WORK INSTRUCTIONS. Search the entries below. Return every line that has "this" in it.

[Data extracted from a collection]
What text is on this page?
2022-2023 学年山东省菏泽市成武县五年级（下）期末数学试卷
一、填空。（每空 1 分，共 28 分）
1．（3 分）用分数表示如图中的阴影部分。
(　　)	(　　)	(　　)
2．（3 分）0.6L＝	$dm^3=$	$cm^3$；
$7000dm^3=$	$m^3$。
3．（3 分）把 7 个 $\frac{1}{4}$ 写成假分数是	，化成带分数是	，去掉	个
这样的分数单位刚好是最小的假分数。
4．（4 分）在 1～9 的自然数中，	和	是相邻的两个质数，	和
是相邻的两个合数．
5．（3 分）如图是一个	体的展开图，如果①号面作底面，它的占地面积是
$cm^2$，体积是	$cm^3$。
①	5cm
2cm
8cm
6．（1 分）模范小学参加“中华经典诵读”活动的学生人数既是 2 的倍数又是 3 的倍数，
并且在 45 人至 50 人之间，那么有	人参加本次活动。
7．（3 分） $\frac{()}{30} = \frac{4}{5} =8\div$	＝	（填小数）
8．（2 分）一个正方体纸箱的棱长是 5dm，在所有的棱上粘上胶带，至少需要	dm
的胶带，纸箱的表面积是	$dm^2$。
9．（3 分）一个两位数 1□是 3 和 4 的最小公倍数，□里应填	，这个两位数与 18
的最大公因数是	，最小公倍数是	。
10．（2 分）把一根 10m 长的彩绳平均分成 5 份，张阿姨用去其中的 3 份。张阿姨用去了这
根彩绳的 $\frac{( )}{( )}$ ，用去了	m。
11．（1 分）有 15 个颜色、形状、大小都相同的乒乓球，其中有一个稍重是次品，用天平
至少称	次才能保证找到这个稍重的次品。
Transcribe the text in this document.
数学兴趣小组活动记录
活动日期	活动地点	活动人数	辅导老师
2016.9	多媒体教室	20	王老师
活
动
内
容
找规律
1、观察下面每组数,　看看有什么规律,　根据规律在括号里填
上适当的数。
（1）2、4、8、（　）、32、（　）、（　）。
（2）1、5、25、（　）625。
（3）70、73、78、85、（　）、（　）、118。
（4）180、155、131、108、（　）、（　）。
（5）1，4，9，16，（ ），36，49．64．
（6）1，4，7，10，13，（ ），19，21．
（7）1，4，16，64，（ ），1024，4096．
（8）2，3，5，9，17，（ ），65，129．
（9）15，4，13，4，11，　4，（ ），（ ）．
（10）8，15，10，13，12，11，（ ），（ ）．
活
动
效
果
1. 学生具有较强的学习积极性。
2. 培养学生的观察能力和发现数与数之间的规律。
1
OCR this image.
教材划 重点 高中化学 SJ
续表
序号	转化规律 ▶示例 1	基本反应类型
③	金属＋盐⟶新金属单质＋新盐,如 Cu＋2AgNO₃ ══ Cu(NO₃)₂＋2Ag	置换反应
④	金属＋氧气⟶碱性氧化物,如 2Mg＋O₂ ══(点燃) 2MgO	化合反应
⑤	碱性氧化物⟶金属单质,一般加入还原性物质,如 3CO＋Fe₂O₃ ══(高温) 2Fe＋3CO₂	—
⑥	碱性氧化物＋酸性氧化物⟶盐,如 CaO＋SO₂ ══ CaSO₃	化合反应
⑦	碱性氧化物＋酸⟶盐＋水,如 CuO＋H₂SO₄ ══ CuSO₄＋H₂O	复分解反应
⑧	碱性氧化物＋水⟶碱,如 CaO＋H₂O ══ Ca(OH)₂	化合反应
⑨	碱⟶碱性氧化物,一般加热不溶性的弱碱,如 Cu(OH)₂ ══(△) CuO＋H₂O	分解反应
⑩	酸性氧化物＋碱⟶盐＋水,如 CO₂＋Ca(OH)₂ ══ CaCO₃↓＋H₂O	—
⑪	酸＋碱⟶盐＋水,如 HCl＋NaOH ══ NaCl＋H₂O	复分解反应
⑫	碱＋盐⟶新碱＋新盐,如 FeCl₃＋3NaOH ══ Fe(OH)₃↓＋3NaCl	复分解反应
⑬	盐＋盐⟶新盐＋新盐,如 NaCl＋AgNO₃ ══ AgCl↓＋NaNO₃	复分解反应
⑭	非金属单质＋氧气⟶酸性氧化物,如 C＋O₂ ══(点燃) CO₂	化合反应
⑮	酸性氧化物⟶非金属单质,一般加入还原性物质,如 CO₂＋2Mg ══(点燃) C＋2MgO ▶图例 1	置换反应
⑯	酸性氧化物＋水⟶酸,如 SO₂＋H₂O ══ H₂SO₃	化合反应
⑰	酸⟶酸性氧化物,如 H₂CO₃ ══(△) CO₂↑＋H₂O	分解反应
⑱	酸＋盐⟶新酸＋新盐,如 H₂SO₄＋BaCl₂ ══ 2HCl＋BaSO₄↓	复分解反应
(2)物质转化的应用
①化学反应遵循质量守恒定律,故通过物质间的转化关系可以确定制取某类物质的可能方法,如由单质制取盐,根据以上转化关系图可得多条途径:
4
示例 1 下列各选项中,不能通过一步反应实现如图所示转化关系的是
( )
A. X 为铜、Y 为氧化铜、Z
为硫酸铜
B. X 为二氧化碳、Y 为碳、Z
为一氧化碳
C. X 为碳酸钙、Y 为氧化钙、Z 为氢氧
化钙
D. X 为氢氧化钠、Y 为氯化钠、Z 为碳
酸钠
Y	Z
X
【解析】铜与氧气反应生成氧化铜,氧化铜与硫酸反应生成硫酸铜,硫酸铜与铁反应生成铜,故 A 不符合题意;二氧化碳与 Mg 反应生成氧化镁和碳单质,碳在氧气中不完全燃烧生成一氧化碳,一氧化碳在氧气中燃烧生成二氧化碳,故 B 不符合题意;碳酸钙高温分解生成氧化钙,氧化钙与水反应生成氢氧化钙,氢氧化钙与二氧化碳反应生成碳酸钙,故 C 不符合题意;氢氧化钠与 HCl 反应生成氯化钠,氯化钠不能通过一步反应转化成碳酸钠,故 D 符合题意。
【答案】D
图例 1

TASK RESPONSE.
What text is on this page?
Transcribe the text in this document.
OCR this image.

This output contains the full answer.